▸ Goal of the exercise
Pick out all lines of the entries that include the word "made" and copy them.

━━━━━━━━━━━━━━━━━━━━━━━━━━━━━━

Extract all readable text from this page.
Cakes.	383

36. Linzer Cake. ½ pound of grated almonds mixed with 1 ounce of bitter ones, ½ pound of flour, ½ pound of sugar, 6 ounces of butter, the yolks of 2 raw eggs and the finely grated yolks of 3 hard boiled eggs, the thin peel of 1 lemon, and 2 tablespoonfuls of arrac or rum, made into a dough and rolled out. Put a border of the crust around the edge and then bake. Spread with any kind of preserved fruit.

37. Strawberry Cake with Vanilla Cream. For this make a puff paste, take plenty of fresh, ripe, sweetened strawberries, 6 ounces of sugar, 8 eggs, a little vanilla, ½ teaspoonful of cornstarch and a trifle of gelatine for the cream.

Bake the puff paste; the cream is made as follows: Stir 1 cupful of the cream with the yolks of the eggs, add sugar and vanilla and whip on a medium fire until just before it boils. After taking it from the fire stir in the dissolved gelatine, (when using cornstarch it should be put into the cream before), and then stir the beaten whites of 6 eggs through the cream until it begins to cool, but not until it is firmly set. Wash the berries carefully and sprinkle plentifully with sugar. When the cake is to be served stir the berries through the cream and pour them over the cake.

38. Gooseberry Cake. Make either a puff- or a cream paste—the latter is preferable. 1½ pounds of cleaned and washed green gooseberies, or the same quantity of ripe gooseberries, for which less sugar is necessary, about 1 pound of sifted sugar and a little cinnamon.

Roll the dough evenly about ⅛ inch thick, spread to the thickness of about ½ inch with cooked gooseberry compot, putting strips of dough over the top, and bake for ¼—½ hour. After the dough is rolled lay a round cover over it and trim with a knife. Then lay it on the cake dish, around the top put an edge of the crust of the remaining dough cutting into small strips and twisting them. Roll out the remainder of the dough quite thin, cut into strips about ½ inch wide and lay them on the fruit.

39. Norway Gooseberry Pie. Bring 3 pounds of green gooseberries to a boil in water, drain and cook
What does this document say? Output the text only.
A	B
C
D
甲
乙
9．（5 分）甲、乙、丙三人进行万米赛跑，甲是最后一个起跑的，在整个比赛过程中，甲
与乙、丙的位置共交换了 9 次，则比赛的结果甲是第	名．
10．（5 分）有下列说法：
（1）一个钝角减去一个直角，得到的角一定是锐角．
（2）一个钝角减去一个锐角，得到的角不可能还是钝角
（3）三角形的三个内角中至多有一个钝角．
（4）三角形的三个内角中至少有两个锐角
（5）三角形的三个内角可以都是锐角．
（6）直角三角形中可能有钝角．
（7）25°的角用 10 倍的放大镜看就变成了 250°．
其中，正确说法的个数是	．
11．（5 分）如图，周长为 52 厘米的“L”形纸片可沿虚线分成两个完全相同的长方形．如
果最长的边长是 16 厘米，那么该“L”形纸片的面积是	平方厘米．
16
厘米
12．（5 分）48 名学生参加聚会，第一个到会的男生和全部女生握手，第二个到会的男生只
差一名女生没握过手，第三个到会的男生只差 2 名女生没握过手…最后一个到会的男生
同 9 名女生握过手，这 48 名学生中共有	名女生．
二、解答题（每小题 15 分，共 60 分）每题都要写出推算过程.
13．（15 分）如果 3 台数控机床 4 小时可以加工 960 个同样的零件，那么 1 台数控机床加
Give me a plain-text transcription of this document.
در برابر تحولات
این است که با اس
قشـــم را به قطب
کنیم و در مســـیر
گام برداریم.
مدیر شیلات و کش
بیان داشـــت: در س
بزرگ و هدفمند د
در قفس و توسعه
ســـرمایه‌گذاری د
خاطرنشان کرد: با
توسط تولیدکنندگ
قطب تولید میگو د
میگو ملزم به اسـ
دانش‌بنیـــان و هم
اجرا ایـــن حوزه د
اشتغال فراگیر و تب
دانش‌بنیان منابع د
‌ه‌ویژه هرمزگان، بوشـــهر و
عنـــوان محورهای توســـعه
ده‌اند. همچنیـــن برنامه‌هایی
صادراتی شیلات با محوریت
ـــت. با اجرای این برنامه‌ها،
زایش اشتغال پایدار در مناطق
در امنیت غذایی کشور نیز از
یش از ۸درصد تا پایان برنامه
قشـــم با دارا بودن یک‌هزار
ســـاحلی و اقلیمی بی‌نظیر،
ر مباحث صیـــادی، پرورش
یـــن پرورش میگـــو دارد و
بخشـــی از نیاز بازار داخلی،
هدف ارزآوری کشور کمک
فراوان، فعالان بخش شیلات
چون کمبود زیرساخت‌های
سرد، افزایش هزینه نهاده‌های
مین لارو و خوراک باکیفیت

━━━━━━━━━━━━━━━━━━━━━━━━━━━━━━

▸ Written solution
36. Linzer Cake. ½ pound of grated almonds mixed with 1 ounce of bitter ones, ½ pound of flour, ½ pound of sugar, 6 ounces of butter, the yolks of 2 raw eggs and the finely grated yolks of 3 hard boiled eggs, the thin peel of 1 lemon, and 2 tablespoonfuls of arrac or rum, made into a dough and rolled out. Put a border of the crust around the edge and then bake. Spread with any kind of preserved fruit.
Bake the puff paste; the cream is made as follows: Stir 1 cupful of the cream with the yolks of the eggs, add sugar and vanilla and whip on a medium fire until just before it boils. After taking it from the fire stir in the dissolved gelatine, (when using cornstarch it should be put into the cream before), and then stir the beaten whites of 6 eggs through the cream until it begins to cool, but not until it is firmly set. Wash the berries carefully and sprinkle plentifully with sugar. When the cake is to be served stir the berries through the cream and pour them over the cake.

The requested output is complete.